◆ TEXT TO READ:
##############################
I began shooting ‘Days with my father’ about a year after my mother died. The purpose became clearer, as time progressed. It was to make a still film. An abstract assortment of linked recollections.
My father’s stories, and how he told them. His eyes, when he was going to say something funny. His white hair, in the afternoon sun. I wanted to remember the personality that shone through the haze of his fading memory. And I wanted to revel in his humor, that had remained hidden for years in the strong shadow of parenthood. I wanted to record all of this, before he died. To document the love between us, and by reflection, the love we both had for my mother. This is not a story of death, but a story of life. Our life together for three years.
##############################
◆ GIVEN RECORDS:

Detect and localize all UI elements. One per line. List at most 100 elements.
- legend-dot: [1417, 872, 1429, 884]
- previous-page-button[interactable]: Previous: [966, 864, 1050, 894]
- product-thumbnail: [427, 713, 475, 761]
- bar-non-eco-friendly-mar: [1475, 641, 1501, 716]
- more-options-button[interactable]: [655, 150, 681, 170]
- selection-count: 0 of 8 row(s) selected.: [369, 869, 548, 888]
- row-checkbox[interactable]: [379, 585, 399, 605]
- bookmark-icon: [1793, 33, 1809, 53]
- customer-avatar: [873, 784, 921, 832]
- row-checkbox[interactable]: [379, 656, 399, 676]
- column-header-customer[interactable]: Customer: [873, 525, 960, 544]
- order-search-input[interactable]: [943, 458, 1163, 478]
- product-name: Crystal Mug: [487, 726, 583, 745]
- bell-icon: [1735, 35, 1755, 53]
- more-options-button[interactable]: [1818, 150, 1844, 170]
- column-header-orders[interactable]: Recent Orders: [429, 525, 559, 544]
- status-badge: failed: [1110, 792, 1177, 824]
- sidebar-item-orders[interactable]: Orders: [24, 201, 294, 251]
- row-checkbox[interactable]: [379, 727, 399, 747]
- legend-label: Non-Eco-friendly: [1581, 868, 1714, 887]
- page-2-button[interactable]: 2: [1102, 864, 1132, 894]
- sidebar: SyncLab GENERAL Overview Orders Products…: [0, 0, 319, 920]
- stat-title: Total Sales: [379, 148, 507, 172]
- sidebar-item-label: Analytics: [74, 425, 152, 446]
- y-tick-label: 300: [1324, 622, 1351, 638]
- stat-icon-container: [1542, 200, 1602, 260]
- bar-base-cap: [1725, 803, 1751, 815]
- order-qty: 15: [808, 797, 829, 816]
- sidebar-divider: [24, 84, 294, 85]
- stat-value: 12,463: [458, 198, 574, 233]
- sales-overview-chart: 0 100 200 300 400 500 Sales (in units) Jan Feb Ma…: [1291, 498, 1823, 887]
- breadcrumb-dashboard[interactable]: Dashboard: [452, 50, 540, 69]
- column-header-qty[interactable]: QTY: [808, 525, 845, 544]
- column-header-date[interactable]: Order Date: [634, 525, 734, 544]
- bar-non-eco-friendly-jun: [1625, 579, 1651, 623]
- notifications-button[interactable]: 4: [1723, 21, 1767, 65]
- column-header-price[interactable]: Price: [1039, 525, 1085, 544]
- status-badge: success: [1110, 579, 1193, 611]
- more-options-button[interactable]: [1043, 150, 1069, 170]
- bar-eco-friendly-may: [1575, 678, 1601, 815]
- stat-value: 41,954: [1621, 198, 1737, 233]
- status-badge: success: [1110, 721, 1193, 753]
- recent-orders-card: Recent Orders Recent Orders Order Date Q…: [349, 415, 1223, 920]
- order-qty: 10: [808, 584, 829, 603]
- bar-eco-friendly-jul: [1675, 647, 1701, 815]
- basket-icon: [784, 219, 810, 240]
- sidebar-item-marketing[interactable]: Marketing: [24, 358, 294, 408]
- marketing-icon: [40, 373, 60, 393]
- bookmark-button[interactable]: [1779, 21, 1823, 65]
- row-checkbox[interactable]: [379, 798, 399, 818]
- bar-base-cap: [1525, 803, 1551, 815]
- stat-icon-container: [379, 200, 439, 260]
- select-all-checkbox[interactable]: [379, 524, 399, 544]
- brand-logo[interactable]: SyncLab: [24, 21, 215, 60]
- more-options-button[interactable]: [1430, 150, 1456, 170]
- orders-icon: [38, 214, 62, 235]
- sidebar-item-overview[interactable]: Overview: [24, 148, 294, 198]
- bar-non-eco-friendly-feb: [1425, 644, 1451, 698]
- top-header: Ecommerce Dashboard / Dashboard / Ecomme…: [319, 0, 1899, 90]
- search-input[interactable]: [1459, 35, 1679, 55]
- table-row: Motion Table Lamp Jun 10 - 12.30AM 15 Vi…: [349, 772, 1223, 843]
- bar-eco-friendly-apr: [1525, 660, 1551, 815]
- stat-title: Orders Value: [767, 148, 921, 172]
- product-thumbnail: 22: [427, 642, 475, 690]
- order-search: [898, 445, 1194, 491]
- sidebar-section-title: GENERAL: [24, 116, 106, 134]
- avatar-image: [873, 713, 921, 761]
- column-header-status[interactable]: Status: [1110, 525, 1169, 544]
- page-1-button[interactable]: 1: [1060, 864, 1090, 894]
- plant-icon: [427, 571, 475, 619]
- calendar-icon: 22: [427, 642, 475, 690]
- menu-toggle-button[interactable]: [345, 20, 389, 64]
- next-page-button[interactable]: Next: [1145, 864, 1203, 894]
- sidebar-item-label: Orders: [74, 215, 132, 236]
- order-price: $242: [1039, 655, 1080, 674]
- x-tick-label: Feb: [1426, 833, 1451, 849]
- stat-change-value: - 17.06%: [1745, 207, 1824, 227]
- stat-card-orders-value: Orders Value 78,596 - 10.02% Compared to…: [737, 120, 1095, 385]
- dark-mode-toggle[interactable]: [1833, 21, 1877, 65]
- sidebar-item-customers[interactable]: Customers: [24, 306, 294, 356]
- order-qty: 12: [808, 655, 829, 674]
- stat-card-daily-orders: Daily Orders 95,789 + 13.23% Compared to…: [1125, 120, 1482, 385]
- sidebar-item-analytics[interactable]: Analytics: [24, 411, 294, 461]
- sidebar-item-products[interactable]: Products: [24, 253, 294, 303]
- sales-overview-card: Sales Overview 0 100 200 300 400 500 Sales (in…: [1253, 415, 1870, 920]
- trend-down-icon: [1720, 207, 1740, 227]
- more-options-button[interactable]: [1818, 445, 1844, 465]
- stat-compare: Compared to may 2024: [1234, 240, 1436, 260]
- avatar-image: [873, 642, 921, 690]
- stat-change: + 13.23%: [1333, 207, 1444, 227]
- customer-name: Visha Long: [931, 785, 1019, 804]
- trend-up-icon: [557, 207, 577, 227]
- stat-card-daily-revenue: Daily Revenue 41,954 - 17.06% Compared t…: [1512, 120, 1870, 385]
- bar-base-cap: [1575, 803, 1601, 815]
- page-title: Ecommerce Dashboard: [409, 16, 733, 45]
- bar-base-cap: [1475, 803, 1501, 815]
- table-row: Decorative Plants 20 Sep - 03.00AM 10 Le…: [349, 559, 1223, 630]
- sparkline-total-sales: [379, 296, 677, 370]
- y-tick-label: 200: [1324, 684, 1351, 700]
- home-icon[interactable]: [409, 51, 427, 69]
##############################
◆ THE TASKS:
a - Quote the stretch of the passage about 'Days with my father' from "I began shooting" through "of linked recollections.".
b - According to the passage about 'Days with my father', when did the shooting of that work begin?
c - Carry on the passage about 'Days with my father' from the point where it stops.
The listing has no connection to the passage about 'Days with my father'.

◆ FINAL RESULTS:
a -
I began shooting ‘Days with my father’ about a year after my mother died. The purpose became clearer, as time progressed. It was to make a still film. An abstract assortment of linked recollections.

b - About a year after the mother died.

c -
I posted the work on the web in the late summer of 2008. Somehow it felt easier to talk to an audience I couldn’t see.-especially as I didn’t expect anyone to be listening. To my surprise, after a few days, I started getting 15,000 visits a day, then 21,000. The numbers kept climbing. I began to receive hundreds of emails. People sent me photos of their fathers, or their grandfathers. As old men, and as young men, before they were fathers.
To date, over a million people have been to the site. I’ve gotten thousands of emails from all over the world, and from all kinds of people. Grandparents, parents, teenagers. Over two hundred thousand comments have been posted on the site. I read the new comments every few days, and each time I do, I feel deeply grateful. Grateful for people’s honesty, and proud that I’ve done something that helps people. People who want to reconnect with their father, after years of silence. Teenagers who see their own parents, or grandparents, in a new light. People whose parents died, but never had a chance to say goodbye.
Loosing both my parents before I was forty has been very hard indeed. But that pain has been softened, by the gentle and honest voices of the thousands of people who spoke to me, from every country, and of every age.
Phillip Toledano (1968) lives and works in USA.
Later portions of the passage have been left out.